(Records contained in a dataset)
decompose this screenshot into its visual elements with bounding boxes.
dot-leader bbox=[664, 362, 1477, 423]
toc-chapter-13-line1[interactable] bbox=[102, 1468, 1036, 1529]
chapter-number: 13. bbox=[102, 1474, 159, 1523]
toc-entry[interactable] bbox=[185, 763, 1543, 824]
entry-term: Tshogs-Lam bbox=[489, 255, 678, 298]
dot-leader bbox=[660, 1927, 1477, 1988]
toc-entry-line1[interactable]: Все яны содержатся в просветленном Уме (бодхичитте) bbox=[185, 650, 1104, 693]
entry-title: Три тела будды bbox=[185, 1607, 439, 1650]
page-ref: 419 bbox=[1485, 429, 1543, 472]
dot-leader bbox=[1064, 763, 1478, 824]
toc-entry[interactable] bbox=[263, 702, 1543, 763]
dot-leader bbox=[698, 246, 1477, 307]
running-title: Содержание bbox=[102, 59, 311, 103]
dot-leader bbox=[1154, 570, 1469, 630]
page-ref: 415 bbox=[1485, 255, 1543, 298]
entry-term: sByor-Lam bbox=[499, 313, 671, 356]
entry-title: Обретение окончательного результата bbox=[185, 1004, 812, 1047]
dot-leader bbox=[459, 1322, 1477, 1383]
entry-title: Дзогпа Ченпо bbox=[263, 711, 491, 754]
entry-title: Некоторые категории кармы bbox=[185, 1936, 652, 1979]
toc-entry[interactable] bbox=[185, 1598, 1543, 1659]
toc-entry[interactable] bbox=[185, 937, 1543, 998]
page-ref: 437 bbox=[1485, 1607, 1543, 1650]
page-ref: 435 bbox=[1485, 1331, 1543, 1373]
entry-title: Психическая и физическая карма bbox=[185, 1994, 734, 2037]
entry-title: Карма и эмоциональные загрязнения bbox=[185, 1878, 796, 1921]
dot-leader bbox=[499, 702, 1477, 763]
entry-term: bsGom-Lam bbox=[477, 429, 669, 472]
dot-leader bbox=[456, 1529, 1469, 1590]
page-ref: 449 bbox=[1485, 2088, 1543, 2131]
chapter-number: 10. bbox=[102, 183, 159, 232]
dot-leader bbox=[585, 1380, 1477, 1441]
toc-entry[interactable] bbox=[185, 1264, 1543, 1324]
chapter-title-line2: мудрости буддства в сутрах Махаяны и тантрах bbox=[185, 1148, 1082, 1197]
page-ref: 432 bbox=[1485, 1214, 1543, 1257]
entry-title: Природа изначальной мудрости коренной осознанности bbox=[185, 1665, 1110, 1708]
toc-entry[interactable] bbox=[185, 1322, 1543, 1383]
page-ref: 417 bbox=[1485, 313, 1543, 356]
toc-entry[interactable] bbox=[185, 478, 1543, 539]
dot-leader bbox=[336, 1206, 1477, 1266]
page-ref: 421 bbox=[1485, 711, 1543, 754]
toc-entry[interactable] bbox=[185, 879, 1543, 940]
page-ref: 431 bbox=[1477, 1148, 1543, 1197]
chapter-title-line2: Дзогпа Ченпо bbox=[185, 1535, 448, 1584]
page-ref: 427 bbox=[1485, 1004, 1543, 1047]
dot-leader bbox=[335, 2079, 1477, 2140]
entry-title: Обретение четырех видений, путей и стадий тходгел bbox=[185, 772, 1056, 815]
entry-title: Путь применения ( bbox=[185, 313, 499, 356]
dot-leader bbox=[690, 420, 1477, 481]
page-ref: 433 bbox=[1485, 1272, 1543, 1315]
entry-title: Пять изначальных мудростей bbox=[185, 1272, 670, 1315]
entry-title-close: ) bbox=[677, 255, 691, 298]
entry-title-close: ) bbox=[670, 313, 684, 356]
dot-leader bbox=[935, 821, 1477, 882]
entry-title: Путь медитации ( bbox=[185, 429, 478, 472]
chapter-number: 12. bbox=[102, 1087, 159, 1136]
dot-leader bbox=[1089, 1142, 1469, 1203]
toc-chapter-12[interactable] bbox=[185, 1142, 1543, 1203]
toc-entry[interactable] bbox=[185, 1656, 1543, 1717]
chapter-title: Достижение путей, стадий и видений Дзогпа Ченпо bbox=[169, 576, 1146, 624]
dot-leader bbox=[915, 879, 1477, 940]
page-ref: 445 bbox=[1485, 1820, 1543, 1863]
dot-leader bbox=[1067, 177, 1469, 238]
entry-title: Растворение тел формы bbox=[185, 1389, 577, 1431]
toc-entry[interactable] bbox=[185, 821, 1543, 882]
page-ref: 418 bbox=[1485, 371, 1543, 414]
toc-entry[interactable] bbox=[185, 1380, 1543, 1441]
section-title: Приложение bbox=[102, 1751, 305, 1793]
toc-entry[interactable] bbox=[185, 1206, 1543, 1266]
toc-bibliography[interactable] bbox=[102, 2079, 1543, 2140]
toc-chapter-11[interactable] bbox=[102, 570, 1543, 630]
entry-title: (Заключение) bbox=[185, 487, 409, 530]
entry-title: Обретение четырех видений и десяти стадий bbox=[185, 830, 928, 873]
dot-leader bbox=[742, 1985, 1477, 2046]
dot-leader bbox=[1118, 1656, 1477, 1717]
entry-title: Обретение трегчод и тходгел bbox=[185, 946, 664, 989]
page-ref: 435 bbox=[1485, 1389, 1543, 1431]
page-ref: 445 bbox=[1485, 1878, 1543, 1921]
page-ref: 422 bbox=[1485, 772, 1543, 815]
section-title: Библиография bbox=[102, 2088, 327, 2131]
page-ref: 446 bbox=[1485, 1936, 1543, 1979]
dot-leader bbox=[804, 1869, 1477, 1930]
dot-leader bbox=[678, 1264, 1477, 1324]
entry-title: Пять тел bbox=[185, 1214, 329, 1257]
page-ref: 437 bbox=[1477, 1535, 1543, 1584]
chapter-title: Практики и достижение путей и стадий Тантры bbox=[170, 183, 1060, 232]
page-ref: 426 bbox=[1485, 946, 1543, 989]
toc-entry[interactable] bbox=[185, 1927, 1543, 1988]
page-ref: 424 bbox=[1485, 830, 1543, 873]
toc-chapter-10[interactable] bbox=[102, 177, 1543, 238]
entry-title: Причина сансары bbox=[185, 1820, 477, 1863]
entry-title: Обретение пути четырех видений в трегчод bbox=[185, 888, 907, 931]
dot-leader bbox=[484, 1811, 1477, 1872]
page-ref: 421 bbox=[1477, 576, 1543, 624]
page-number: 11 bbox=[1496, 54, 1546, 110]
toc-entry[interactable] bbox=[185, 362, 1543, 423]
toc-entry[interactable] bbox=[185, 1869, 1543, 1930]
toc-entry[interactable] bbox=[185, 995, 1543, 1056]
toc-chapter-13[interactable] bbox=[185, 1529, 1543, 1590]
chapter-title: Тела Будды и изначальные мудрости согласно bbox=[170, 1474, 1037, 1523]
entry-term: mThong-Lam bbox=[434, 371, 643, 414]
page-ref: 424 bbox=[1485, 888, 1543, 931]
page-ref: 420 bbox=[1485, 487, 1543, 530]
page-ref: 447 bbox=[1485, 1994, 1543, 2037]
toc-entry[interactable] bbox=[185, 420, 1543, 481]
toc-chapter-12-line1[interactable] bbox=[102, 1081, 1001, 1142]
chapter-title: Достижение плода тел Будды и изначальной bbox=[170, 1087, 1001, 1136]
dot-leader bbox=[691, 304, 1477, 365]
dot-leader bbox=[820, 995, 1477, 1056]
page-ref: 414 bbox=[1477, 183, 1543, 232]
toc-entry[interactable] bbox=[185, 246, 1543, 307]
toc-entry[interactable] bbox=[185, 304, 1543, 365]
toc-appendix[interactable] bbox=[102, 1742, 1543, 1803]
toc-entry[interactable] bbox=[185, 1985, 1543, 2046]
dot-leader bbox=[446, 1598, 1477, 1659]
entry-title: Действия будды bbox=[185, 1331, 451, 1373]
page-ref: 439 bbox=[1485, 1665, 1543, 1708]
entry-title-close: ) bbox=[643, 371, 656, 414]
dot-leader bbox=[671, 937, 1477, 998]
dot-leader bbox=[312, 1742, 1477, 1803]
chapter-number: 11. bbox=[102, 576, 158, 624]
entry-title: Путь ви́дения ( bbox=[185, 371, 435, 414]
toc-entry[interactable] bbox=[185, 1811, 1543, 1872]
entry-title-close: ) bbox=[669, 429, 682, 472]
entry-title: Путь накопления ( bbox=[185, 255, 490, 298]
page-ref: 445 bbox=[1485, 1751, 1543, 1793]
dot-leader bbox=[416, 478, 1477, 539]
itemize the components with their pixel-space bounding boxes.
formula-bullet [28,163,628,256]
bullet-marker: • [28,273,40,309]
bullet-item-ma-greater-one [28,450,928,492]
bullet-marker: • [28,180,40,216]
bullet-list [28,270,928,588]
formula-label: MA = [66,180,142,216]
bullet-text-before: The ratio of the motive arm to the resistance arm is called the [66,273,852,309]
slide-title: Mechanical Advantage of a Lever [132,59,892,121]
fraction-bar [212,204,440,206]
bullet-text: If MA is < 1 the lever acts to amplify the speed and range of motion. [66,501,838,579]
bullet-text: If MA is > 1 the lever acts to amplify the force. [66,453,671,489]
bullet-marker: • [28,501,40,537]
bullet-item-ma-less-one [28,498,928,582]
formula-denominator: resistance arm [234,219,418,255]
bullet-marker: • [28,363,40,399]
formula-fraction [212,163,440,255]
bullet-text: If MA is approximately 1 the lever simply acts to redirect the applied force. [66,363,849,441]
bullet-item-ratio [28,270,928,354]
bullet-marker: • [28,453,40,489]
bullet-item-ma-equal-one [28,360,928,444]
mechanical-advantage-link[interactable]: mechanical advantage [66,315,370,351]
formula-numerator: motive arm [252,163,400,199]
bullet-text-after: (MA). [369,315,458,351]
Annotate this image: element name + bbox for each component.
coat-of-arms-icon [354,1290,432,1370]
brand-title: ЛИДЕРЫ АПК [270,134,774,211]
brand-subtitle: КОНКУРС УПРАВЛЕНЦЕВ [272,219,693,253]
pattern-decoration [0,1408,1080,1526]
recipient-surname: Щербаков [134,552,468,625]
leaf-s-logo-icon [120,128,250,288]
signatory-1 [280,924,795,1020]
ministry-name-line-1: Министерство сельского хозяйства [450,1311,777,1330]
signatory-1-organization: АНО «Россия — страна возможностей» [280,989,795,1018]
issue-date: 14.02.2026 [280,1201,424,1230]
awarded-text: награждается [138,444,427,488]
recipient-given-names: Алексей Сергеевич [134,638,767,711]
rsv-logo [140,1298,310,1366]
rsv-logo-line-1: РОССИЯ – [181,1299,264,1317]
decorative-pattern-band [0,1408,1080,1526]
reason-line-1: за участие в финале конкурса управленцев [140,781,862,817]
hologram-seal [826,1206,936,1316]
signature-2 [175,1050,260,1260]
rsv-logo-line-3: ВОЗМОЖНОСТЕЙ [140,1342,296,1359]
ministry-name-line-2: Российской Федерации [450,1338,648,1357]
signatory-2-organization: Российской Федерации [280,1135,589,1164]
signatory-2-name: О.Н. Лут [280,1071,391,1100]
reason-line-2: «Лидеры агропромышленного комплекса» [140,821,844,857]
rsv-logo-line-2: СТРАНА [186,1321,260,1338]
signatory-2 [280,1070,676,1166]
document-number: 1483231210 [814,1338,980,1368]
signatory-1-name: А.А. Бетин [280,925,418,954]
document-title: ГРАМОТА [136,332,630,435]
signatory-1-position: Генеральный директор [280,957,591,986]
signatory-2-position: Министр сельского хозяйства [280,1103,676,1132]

**Aim:** Please rewrite the items starting with the line with "dot-leader bbox=[459, 1322, 1477, 1383]" and going back to the first line, in order from the first line, replacing "entry-title" with "entry-heading" and leaving everything else unchanged.

**Complete response:**
decompose this screenshot into its visual elements with bounding boxes.
dot-leader bbox=[664, 362, 1477, 423]
toc-chapter-13-line1[interactable] bbox=[102, 1468, 1036, 1529]
chapter-number: 13. bbox=[102, 1474, 159, 1523]
toc-entry[interactable] bbox=[185, 763, 1543, 824]
entry-term: Tshogs-Lam bbox=[489, 255, 678, 298]
dot-leader bbox=[660, 1927, 1477, 1988]
toc-entry-line1[interactable]: Все яны содержатся в просветленном Уме (бодхичитте) bbox=[185, 650, 1104, 693]
entry-heading: Три тела будды bbox=[185, 1607, 439, 1650]
page-ref: 419 bbox=[1485, 429, 1543, 472]
dot-leader bbox=[1064, 763, 1478, 824]
toc-entry[interactable] bbox=[263, 702, 1543, 763]
dot-leader bbox=[698, 246, 1477, 307]
running-title: Содержание bbox=[102, 59, 311, 103]
dot-leader bbox=[1154, 570, 1469, 630]
page-ref: 415 bbox=[1485, 255, 1543, 298]
entry-term: sByor-Lam bbox=[499, 313, 671, 356]
entry-heading: Обретение окончательного результата bbox=[185, 1004, 812, 1047]
dot-leader bbox=[459, 1322, 1477, 1383]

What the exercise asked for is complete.